:: Written problem A ::
Answer these questions using the passage about Bill S-11 below.
(i) What position does Eugene Ellmen hold?
(ii) On what date did the bill receive royal ascent?
(iii) Which act does Bill S-11 amend?

:: Selected text

A
new federal law putting an end to decades of discrimination against
socially responsible shareholder proposals has passed Parliament and
received royal ascent.
“Change
to this legislation has been long overdue," said Eugene Ellmen,
Executive Director of the Social Investment Organization.
"Members of the socially responsible investment community are
pleased that this legislation has been enacted and we look forward
to these new rules for next year's round of shareholder
meetings."
The
legislation -- Bill S-11 -- was passed by Parliament in early June
and received royal ascent on June 14. All that remains is for the
regulations accompanying the new bill to be approved and published.
This is expected to take place in the Fall, early enough that the
new rules can come into force for next year's "proxy
season" -- the yearly round of annual general meetings where
corporations debate and discuss shareholder proposals.
Bill
S-11 amends the 26-year-old Canada Business Corporations Act (CBCA).

::::
:: Stored records

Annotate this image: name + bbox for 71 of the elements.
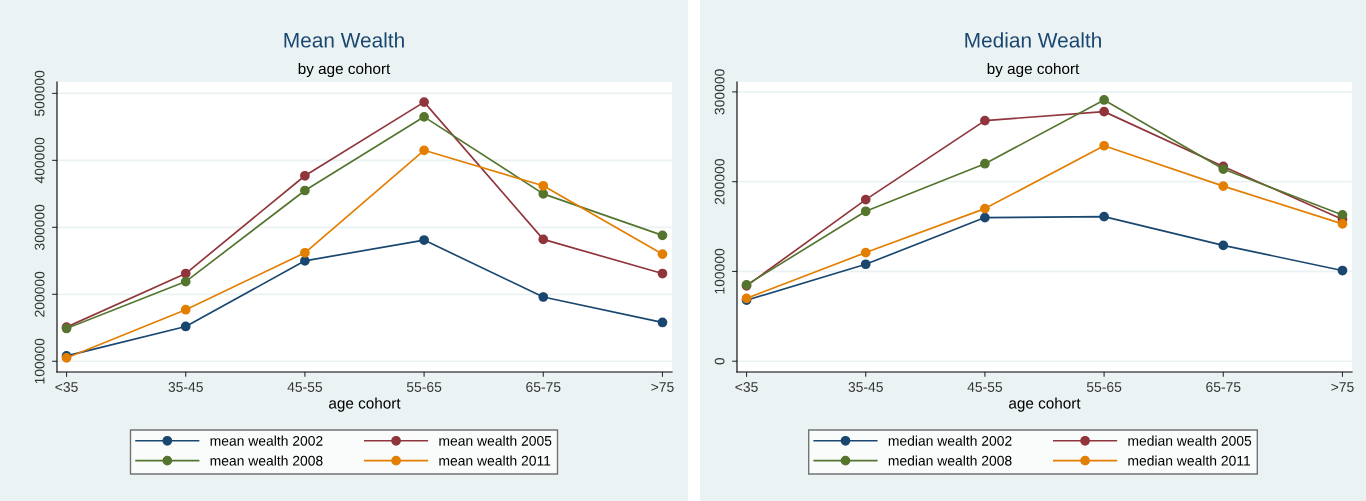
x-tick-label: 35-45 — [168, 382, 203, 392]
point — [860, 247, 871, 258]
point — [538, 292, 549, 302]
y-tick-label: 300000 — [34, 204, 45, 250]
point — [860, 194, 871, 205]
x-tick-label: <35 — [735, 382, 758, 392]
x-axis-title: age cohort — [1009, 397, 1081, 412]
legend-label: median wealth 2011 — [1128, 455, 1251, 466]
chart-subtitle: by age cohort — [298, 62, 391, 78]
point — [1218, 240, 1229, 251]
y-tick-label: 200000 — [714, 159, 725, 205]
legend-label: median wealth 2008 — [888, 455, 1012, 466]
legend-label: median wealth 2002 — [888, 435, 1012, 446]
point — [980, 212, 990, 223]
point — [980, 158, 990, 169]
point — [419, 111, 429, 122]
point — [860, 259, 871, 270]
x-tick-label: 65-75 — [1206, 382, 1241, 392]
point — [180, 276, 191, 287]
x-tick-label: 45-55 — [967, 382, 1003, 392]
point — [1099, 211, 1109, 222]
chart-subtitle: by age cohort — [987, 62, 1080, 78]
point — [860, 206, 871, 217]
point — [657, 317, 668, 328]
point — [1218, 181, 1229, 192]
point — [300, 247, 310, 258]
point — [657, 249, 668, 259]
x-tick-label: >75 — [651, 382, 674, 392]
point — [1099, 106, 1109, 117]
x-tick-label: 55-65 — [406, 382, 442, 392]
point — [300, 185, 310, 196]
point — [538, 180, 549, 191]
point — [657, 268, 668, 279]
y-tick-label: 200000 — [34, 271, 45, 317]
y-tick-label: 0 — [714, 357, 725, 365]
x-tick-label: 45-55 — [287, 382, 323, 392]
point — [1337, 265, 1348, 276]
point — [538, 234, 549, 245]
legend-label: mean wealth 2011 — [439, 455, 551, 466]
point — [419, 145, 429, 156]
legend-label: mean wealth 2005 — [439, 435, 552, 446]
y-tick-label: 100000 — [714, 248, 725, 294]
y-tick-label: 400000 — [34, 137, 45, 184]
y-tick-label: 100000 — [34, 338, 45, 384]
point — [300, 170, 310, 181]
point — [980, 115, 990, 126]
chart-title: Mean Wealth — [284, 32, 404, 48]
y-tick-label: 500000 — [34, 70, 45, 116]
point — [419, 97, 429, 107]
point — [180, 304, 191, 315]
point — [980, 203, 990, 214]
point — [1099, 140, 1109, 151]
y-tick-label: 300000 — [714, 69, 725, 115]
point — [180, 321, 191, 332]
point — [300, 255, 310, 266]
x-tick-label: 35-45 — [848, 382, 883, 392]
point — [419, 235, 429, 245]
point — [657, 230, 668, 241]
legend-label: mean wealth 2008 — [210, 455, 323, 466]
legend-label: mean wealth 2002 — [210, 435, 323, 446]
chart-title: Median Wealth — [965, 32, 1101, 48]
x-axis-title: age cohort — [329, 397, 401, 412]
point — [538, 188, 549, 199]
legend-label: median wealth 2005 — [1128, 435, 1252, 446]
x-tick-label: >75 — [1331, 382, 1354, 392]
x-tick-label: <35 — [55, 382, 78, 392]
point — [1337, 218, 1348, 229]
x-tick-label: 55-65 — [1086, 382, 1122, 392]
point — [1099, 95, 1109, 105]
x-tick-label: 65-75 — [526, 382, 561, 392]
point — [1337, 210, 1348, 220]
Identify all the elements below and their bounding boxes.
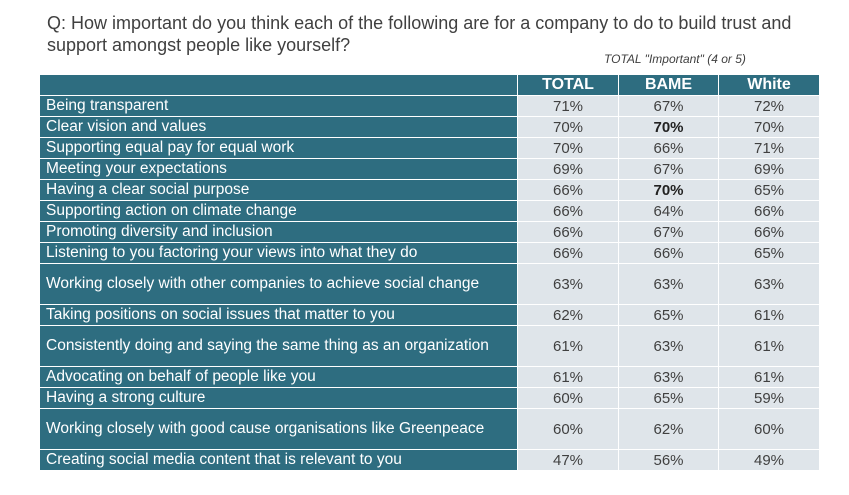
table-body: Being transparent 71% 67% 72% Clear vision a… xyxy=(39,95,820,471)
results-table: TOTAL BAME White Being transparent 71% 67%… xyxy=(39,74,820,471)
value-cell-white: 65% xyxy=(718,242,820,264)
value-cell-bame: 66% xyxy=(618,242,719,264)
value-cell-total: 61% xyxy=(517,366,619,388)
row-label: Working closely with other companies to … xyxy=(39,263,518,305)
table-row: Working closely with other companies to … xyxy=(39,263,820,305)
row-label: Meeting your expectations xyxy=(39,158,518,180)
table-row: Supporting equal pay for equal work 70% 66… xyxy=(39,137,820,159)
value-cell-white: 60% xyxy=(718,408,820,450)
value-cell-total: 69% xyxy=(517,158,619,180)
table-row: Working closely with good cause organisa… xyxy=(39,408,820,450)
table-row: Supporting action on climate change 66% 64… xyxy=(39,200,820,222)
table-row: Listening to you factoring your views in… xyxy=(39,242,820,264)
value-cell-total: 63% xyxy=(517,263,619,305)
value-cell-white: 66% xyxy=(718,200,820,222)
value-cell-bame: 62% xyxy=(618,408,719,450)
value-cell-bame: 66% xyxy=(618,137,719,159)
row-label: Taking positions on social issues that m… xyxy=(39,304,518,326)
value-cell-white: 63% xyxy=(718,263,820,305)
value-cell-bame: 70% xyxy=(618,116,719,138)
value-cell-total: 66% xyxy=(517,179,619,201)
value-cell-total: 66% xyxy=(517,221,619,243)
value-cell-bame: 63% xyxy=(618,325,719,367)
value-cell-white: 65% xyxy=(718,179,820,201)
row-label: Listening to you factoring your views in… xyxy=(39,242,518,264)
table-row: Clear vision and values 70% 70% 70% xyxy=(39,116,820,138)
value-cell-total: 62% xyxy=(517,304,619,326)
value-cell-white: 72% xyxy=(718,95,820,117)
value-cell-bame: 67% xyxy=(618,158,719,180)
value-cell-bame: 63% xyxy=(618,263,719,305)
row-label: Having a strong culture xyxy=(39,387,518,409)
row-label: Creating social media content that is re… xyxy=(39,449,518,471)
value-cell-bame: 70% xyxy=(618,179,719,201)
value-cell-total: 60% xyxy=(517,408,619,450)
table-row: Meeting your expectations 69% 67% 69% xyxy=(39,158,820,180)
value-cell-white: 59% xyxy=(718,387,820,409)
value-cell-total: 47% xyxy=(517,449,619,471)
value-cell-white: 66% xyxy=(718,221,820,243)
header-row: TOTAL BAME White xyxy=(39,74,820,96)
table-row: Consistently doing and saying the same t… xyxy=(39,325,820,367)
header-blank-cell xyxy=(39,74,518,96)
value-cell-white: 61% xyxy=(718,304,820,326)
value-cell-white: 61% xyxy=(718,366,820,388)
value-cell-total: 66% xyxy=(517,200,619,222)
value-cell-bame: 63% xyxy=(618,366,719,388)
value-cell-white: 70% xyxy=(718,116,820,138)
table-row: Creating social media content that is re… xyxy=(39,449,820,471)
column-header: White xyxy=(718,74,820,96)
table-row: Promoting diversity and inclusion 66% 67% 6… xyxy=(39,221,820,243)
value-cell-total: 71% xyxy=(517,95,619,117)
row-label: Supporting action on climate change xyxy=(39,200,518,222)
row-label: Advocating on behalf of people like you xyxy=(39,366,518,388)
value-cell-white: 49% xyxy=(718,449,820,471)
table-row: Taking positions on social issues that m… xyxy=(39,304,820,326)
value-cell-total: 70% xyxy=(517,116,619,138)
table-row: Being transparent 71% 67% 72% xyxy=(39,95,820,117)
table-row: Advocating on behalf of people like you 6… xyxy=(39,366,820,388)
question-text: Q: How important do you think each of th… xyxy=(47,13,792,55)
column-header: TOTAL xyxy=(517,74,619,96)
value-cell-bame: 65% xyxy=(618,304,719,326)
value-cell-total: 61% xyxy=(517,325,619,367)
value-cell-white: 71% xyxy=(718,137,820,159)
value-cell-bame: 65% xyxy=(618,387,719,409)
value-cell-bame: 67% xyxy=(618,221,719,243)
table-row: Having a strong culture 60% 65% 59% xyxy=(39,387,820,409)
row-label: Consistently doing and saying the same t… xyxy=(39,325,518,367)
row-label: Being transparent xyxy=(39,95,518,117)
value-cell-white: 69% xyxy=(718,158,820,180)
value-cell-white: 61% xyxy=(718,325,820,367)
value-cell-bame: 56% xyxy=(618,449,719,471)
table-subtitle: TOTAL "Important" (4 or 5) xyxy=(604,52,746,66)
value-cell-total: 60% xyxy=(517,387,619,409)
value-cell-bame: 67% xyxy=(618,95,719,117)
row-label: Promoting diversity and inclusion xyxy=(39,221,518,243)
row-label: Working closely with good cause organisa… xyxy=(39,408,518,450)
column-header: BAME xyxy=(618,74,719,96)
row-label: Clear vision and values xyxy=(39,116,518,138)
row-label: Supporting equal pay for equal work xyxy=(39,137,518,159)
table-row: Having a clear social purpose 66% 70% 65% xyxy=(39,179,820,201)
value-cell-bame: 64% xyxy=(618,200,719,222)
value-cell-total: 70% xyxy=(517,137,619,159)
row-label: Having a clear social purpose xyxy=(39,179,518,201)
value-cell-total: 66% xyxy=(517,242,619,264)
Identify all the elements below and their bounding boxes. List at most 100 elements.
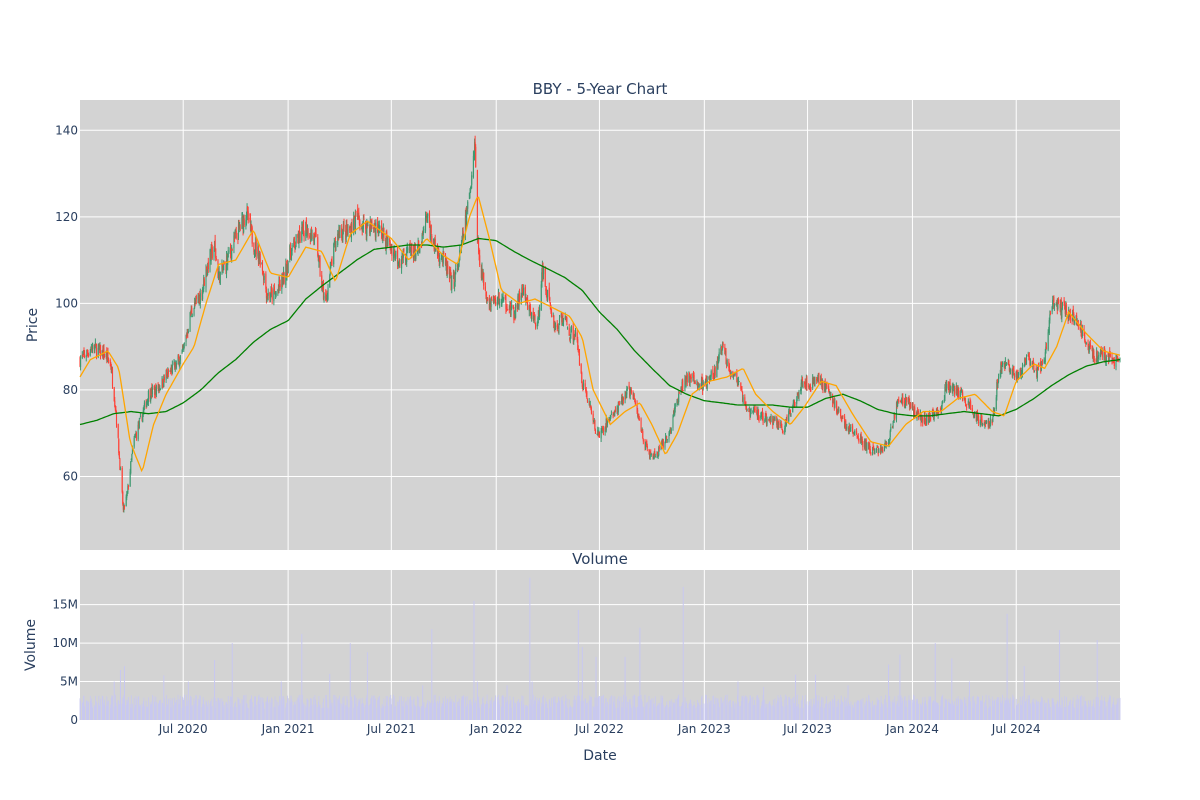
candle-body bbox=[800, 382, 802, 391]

::::

:: Written problem B ::
In the records above, copy the lines starting with the line that contains "x-tick-label: 35-45 — [168, 382, 203, 392]" and going on through the line that contains "chart-subtitle: by age cohort — [298, 62, 391, 78]", including both of those lines.

:: Expected output A ::
(i) Executive Director of the Social Investment Organization
(ii) June 14
(iii) The Canada Business Corporations Act (CBCA)

:: Expected output B ::
x-tick-label: 35-45 — [168, 382, 203, 392]
point — [860, 247, 871, 258]
point — [538, 292, 549, 302]
y-tick-label: 300000 — [34, 204, 45, 250]
point — [860, 194, 871, 205]
x-tick-label: <35 — [735, 382, 758, 392]
x-axis-title: age cohort — [1009, 397, 1081, 412]
legend-label: median wealth 2011 — [1128, 455, 1251, 466]
chart-subtitle: by age cohort — [298, 62, 391, 78]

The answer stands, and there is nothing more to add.